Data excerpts
·····
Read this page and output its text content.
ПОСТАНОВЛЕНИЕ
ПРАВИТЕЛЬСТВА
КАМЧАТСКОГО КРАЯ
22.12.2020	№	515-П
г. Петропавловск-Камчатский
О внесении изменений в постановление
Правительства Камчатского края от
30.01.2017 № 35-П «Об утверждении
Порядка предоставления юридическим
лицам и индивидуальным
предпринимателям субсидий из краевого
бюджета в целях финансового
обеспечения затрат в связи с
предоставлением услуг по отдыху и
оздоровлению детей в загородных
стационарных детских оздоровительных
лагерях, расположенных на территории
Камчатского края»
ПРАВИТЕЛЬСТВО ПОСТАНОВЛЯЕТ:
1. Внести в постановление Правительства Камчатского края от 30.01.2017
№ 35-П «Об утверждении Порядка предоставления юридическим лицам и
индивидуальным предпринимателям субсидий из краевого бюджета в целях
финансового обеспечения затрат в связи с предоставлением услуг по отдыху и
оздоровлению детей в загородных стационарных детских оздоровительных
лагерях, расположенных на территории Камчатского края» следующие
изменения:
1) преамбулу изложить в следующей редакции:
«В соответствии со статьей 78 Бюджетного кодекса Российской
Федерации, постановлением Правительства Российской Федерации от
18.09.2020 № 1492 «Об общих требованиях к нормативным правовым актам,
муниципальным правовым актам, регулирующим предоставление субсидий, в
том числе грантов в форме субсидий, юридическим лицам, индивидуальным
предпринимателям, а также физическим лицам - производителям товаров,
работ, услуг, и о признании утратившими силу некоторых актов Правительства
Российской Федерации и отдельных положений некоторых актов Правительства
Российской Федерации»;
·····
• Exercise task
Gather all lines where the word "расположенных" appears.

• Output
лагерях, расположенных на территории
лагерях, расположенных на территории Камчатского края» следующие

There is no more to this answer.